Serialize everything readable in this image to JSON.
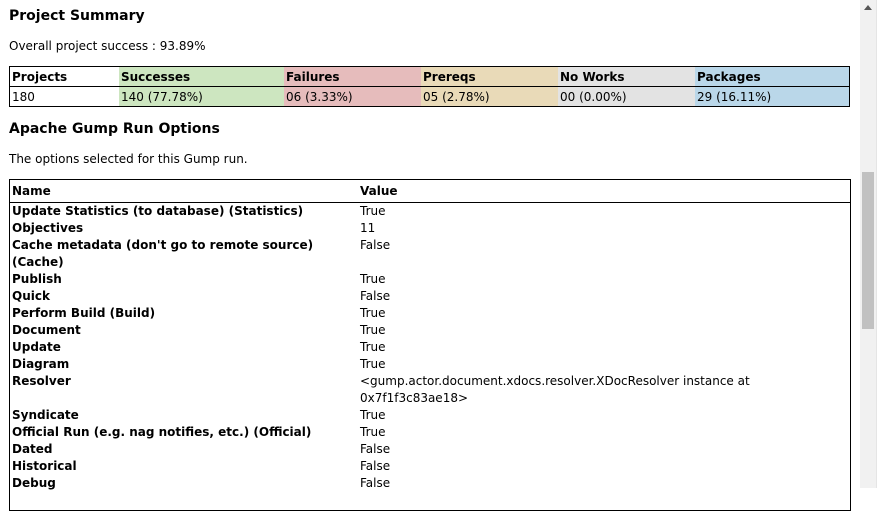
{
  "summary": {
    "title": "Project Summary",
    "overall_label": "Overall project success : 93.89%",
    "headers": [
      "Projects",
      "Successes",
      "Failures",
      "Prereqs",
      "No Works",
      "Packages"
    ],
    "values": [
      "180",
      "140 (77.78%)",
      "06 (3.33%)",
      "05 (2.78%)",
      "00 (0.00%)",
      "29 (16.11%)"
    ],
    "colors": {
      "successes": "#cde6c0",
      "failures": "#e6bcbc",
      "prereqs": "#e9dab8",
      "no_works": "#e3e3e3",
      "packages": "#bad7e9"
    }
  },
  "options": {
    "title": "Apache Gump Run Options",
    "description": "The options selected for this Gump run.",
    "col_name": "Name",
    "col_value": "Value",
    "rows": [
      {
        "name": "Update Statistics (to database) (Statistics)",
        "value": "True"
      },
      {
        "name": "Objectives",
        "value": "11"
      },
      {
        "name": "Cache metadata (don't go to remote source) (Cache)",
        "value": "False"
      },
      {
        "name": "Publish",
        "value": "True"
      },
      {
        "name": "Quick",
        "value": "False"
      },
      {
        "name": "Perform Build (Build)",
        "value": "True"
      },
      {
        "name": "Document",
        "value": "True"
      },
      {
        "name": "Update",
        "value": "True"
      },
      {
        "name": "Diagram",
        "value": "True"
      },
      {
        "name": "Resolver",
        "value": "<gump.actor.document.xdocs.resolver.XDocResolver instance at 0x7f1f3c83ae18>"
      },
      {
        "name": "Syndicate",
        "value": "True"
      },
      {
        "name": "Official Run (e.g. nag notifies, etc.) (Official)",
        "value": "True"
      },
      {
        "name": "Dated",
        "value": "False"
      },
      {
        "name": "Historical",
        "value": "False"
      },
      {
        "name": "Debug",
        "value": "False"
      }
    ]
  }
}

+ + + + +

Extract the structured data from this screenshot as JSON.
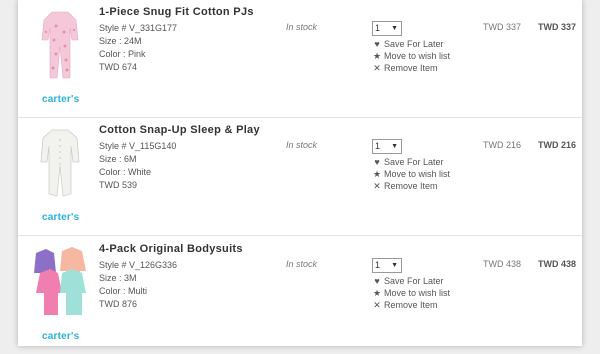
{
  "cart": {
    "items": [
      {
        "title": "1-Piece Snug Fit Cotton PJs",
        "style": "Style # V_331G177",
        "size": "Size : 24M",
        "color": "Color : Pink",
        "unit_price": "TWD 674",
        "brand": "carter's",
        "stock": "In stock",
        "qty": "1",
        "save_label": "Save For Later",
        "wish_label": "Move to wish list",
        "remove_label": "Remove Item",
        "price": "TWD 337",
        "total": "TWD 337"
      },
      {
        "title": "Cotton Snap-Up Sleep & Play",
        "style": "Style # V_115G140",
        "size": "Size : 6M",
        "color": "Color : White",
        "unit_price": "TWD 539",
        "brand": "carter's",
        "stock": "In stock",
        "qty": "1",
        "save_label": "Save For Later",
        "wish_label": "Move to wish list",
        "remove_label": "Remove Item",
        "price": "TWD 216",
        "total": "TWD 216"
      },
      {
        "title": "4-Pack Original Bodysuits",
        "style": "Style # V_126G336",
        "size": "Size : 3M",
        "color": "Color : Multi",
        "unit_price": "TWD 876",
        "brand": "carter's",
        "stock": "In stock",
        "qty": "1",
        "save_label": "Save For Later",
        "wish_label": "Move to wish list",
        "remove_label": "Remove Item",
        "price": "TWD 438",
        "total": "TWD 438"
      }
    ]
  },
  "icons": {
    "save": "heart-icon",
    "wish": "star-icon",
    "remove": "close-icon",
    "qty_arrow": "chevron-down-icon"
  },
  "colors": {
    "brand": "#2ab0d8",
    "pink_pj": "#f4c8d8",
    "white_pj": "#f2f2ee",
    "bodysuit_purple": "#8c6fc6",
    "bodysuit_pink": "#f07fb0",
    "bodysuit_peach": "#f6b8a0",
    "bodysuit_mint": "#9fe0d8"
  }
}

+ + + + +

**What to produce**.
Give solely the number of lines in the data that contain the string "size".

**Result of the task**.
3